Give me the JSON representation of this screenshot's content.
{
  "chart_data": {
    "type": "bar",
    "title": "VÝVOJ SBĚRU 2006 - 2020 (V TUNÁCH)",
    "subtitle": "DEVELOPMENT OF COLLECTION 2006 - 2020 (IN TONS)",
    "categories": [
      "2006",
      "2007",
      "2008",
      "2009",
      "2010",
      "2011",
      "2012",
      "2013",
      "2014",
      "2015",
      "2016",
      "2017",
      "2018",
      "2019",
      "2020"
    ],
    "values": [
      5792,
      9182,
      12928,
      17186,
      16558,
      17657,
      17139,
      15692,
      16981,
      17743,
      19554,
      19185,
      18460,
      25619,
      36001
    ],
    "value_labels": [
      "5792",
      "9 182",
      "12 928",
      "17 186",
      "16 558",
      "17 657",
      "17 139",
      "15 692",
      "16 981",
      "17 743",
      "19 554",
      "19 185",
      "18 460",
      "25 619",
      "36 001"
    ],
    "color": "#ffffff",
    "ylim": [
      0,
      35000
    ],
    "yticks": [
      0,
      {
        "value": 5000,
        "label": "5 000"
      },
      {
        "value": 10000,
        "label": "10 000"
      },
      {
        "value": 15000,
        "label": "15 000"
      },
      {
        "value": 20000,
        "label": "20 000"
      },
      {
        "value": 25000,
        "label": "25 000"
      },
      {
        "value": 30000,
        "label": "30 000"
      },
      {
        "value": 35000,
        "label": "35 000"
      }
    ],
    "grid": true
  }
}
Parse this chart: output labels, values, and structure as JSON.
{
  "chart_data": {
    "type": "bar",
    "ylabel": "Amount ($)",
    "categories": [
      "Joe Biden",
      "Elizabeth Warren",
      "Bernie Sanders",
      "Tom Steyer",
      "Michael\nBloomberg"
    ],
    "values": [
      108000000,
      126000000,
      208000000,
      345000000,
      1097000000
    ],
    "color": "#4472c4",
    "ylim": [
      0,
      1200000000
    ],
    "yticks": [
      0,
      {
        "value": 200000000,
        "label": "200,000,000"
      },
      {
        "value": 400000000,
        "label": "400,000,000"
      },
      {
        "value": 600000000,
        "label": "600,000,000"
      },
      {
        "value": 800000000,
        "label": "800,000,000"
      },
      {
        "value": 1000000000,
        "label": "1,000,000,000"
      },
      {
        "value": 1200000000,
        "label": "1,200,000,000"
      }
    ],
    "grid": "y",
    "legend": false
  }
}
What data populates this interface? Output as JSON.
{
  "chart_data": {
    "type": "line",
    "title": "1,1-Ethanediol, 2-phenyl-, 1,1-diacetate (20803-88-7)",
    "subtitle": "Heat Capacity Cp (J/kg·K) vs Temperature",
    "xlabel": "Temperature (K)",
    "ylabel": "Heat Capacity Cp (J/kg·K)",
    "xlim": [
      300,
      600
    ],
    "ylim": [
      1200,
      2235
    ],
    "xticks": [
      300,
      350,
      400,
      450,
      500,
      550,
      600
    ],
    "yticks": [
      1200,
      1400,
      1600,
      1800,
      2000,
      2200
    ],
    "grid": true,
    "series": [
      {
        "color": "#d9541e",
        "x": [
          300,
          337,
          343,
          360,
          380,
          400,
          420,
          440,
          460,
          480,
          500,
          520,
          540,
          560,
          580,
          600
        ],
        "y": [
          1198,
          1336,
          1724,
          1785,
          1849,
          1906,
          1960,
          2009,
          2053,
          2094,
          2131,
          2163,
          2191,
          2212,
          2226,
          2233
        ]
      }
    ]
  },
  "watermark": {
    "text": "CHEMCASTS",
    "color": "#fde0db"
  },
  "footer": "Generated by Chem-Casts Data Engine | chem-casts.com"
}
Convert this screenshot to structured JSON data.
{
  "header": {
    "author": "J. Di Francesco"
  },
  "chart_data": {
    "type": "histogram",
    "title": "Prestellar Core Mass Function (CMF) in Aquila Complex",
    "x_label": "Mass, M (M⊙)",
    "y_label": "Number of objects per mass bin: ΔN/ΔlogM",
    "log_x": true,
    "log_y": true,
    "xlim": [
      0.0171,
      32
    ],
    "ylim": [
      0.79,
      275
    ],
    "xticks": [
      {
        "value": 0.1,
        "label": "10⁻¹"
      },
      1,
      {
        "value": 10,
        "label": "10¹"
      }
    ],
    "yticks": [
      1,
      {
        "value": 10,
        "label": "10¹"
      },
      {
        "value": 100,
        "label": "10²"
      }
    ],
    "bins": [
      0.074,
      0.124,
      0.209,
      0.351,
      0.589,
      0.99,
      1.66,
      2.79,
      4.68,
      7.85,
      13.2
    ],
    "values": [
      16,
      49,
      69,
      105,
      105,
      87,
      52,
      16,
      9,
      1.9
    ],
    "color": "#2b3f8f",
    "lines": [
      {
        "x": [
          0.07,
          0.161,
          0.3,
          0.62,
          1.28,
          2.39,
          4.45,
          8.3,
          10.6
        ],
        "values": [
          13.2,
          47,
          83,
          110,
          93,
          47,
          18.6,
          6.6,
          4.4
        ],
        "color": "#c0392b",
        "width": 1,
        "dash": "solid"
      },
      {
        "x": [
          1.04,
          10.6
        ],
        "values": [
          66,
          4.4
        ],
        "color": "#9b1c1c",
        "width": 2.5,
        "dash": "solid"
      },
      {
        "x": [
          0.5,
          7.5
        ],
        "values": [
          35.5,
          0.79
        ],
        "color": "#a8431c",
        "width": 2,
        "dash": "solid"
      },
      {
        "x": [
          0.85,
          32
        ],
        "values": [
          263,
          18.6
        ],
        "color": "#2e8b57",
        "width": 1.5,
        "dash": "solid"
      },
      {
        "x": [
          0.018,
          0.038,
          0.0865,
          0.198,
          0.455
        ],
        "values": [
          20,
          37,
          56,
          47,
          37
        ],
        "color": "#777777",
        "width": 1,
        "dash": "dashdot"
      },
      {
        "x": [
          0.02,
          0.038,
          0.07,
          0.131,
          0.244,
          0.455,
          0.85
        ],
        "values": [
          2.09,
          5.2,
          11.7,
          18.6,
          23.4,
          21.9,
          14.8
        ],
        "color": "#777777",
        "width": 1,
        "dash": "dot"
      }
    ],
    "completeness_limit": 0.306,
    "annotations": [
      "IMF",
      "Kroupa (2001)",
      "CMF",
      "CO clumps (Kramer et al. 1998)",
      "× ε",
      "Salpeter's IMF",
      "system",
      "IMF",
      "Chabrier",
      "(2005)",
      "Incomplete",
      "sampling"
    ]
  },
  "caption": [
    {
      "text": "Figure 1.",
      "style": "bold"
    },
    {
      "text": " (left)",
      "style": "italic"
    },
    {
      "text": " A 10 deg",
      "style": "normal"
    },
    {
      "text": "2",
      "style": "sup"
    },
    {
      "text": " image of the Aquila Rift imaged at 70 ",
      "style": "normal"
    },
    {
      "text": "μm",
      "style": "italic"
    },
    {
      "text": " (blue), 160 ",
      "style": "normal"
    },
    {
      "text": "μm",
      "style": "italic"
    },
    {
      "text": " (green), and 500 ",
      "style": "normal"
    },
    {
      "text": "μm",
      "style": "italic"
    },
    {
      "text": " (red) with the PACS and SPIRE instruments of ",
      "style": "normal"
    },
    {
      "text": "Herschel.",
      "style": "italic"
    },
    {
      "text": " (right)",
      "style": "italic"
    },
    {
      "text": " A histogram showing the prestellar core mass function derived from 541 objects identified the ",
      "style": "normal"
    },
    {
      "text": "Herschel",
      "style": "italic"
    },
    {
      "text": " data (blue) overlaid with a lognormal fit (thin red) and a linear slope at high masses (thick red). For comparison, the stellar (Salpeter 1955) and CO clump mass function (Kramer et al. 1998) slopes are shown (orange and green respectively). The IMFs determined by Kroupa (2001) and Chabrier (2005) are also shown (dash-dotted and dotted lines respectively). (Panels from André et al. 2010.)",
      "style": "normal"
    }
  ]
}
◇ ◇ ◇ ◇
§ What this task involves:
Select and copy every line from the records that includes the word "green".

§ Answer to this exercise:
      "text": " (green), and 500 ",
      "text": " data (blue) overlaid with a lognormal fit (thin red) and a linear slope at high masses (thick red). For comparison, the stellar (Salpeter 1955) and CO clump mass function (Kramer et al. 1998) slopes are shown (orange and green respectively). The IMFs determined by Kroupa (2001) and Chabrier (2005) are also shown (dash-dotted and dotted lines respectively). (Panels from André et al. 2010.)",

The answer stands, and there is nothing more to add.